TASK OBJECTIVE. Tally the lines that contain the string "value" and give the number by itself.

RAW RECORDS.
--- Start ---

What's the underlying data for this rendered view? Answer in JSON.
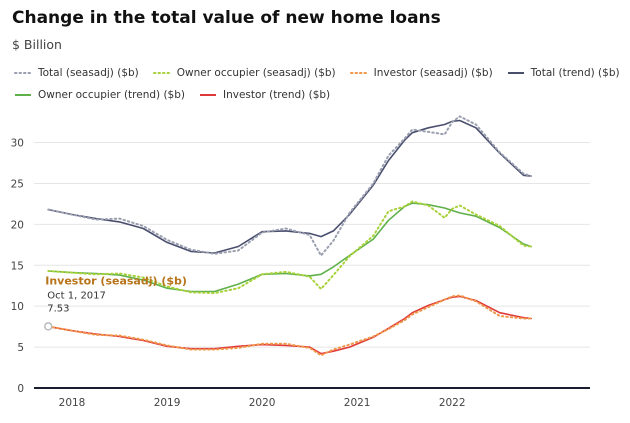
{
  "page": {
    "title": "Change in the total value of new home loans",
    "subtitle": "$ Billion"
  },
  "tooltip": {
    "series": "Investor (seasadj) ($b)",
    "date": "Oct 1, 2017",
    "value": "7.53"
  },
  "chart_data": {
    "type": "line",
    "ylim": [
      0,
      33
    ],
    "xlim": [
      2017.6,
      2023.45
    ],
    "y_ticks": [
      0,
      5,
      10,
      15,
      20,
      25,
      30
    ],
    "x_ticks": [
      {
        "value": 2018.0,
        "label": "2018"
      },
      {
        "value": 2019.0,
        "label": "2019"
      },
      {
        "value": 2020.0,
        "label": "2020"
      },
      {
        "value": 2021.0,
        "label": "2021"
      },
      {
        "value": 2022.0,
        "label": "2022"
      }
    ],
    "grid": true,
    "legend": "top",
    "series": [
      {
        "name": "Total (seasadj) ($b)",
        "color": "#9a9fb0",
        "style": "dotted",
        "points": [
          [
            2017.75,
            21.8
          ],
          [
            2018.0,
            21.2
          ],
          [
            2018.25,
            20.6
          ],
          [
            2018.5,
            20.7
          ],
          [
            2018.75,
            19.8
          ],
          [
            2019.0,
            18.1
          ],
          [
            2019.25,
            16.9
          ],
          [
            2019.5,
            16.4
          ],
          [
            2019.75,
            16.8
          ],
          [
            2020.0,
            19.0
          ],
          [
            2020.25,
            19.5
          ],
          [
            2020.5,
            18.7
          ],
          [
            2020.62,
            16.2
          ],
          [
            2020.75,
            18.0
          ],
          [
            2020.92,
            21.4
          ],
          [
            2021.17,
            25.0
          ],
          [
            2021.33,
            28.4
          ],
          [
            2021.5,
            30.5
          ],
          [
            2021.58,
            31.6
          ],
          [
            2021.75,
            31.3
          ],
          [
            2021.92,
            31.0
          ],
          [
            2022.0,
            32.5
          ],
          [
            2022.08,
            33.2
          ],
          [
            2022.25,
            32.2
          ],
          [
            2022.5,
            28.8
          ],
          [
            2022.75,
            26.2
          ],
          [
            2022.83,
            25.9
          ]
        ]
      },
      {
        "name": "Owner occupier (seasadj) ($b)",
        "color": "#a8d13a",
        "style": "dotted",
        "points": [
          [
            2017.75,
            14.3
          ],
          [
            2018.0,
            14.1
          ],
          [
            2018.25,
            13.9
          ],
          [
            2018.5,
            14.0
          ],
          [
            2018.75,
            13.5
          ],
          [
            2019.0,
            12.4
          ],
          [
            2019.25,
            11.7
          ],
          [
            2019.5,
            11.6
          ],
          [
            2019.75,
            12.2
          ],
          [
            2020.0,
            13.9
          ],
          [
            2020.25,
            14.2
          ],
          [
            2020.5,
            13.6
          ],
          [
            2020.62,
            12.1
          ],
          [
            2020.75,
            13.8
          ],
          [
            2020.92,
            16.1
          ],
          [
            2021.17,
            18.6
          ],
          [
            2021.33,
            21.6
          ],
          [
            2021.5,
            22.2
          ],
          [
            2021.58,
            22.8
          ],
          [
            2021.75,
            22.3
          ],
          [
            2021.92,
            20.8
          ],
          [
            2022.0,
            21.9
          ],
          [
            2022.08,
            22.3
          ],
          [
            2022.25,
            21.2
          ],
          [
            2022.5,
            19.8
          ],
          [
            2022.75,
            17.4
          ],
          [
            2022.83,
            17.3
          ]
        ]
      },
      {
        "name": "Investor (seasadj) ($b)",
        "color": "#f0974a",
        "style": "dotted",
        "points": [
          [
            2017.75,
            7.53
          ],
          [
            2018.0,
            7.0
          ],
          [
            2018.25,
            6.5
          ],
          [
            2018.5,
            6.4
          ],
          [
            2018.75,
            5.9
          ],
          [
            2019.0,
            5.2
          ],
          [
            2019.25,
            4.7
          ],
          [
            2019.5,
            4.7
          ],
          [
            2019.75,
            4.9
          ],
          [
            2020.0,
            5.4
          ],
          [
            2020.25,
            5.4
          ],
          [
            2020.5,
            4.9
          ],
          [
            2020.62,
            4.0
          ],
          [
            2020.75,
            4.7
          ],
          [
            2020.92,
            5.3
          ],
          [
            2021.17,
            6.3
          ],
          [
            2021.33,
            7.2
          ],
          [
            2021.5,
            8.3
          ],
          [
            2021.58,
            9.0
          ],
          [
            2021.75,
            9.9
          ],
          [
            2021.92,
            10.8
          ],
          [
            2022.0,
            11.2
          ],
          [
            2022.08,
            11.3
          ],
          [
            2022.25,
            10.6
          ],
          [
            2022.5,
            8.8
          ],
          [
            2022.75,
            8.5
          ],
          [
            2022.83,
            8.5
          ]
        ]
      },
      {
        "name": "Total (trend) ($b)",
        "color": "#4a4f6e",
        "style": "solid",
        "points": [
          [
            2017.75,
            21.8
          ],
          [
            2018.0,
            21.2
          ],
          [
            2018.25,
            20.7
          ],
          [
            2018.5,
            20.3
          ],
          [
            2018.75,
            19.5
          ],
          [
            2019.0,
            17.8
          ],
          [
            2019.25,
            16.7
          ],
          [
            2019.5,
            16.5
          ],
          [
            2019.75,
            17.3
          ],
          [
            2020.0,
            19.1
          ],
          [
            2020.25,
            19.2
          ],
          [
            2020.5,
            18.9
          ],
          [
            2020.62,
            18.5
          ],
          [
            2020.75,
            19.2
          ],
          [
            2020.92,
            21.2
          ],
          [
            2021.17,
            24.8
          ],
          [
            2021.33,
            27.8
          ],
          [
            2021.5,
            30.3
          ],
          [
            2021.58,
            31.2
          ],
          [
            2021.75,
            31.8
          ],
          [
            2021.92,
            32.2
          ],
          [
            2022.0,
            32.6
          ],
          [
            2022.08,
            32.7
          ],
          [
            2022.25,
            31.8
          ],
          [
            2022.5,
            28.7
          ],
          [
            2022.75,
            26.0
          ],
          [
            2022.83,
            25.9
          ]
        ]
      },
      {
        "name": "Owner occupier (trend) ($b)",
        "color": "#5fb04a",
        "style": "solid",
        "points": [
          [
            2017.75,
            14.3
          ],
          [
            2018.0,
            14.1
          ],
          [
            2018.25,
            14.0
          ],
          [
            2018.5,
            13.8
          ],
          [
            2018.75,
            13.2
          ],
          [
            2019.0,
            12.2
          ],
          [
            2019.25,
            11.8
          ],
          [
            2019.5,
            11.8
          ],
          [
            2019.75,
            12.7
          ],
          [
            2020.0,
            13.9
          ],
          [
            2020.25,
            14.0
          ],
          [
            2020.5,
            13.7
          ],
          [
            2020.62,
            13.9
          ],
          [
            2020.75,
            14.8
          ],
          [
            2020.92,
            16.2
          ],
          [
            2021.17,
            18.2
          ],
          [
            2021.33,
            20.5
          ],
          [
            2021.5,
            22.2
          ],
          [
            2021.58,
            22.6
          ],
          [
            2021.75,
            22.4
          ],
          [
            2021.92,
            22.0
          ],
          [
            2022.0,
            21.7
          ],
          [
            2022.08,
            21.4
          ],
          [
            2022.25,
            21.0
          ],
          [
            2022.5,
            19.6
          ],
          [
            2022.75,
            17.6
          ],
          [
            2022.83,
            17.3
          ]
        ]
      },
      {
        "name": "Investor (trend) ($b)",
        "color": "#e0393a",
        "style": "solid",
        "points": [
          [
            2017.75,
            7.5
          ],
          [
            2018.0,
            7.0
          ],
          [
            2018.25,
            6.6
          ],
          [
            2018.5,
            6.3
          ],
          [
            2018.75,
            5.8
          ],
          [
            2019.0,
            5.1
          ],
          [
            2019.25,
            4.8
          ],
          [
            2019.5,
            4.8
          ],
          [
            2019.75,
            5.1
          ],
          [
            2020.0,
            5.3
          ],
          [
            2020.25,
            5.2
          ],
          [
            2020.5,
            5.0
          ],
          [
            2020.62,
            4.2
          ],
          [
            2020.75,
            4.5
          ],
          [
            2020.92,
            5.0
          ],
          [
            2021.17,
            6.2
          ],
          [
            2021.33,
            7.3
          ],
          [
            2021.5,
            8.5
          ],
          [
            2021.58,
            9.2
          ],
          [
            2021.75,
            10.1
          ],
          [
            2021.92,
            10.8
          ],
          [
            2022.0,
            11.1
          ],
          [
            2022.08,
            11.2
          ],
          [
            2022.25,
            10.7
          ],
          [
            2022.5,
            9.2
          ],
          [
            2022.75,
            8.6
          ],
          [
            2022.83,
            8.5
          ]
        ]
      }
    ]
  }
}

--- End ---

CORRECT RESPONSE. 7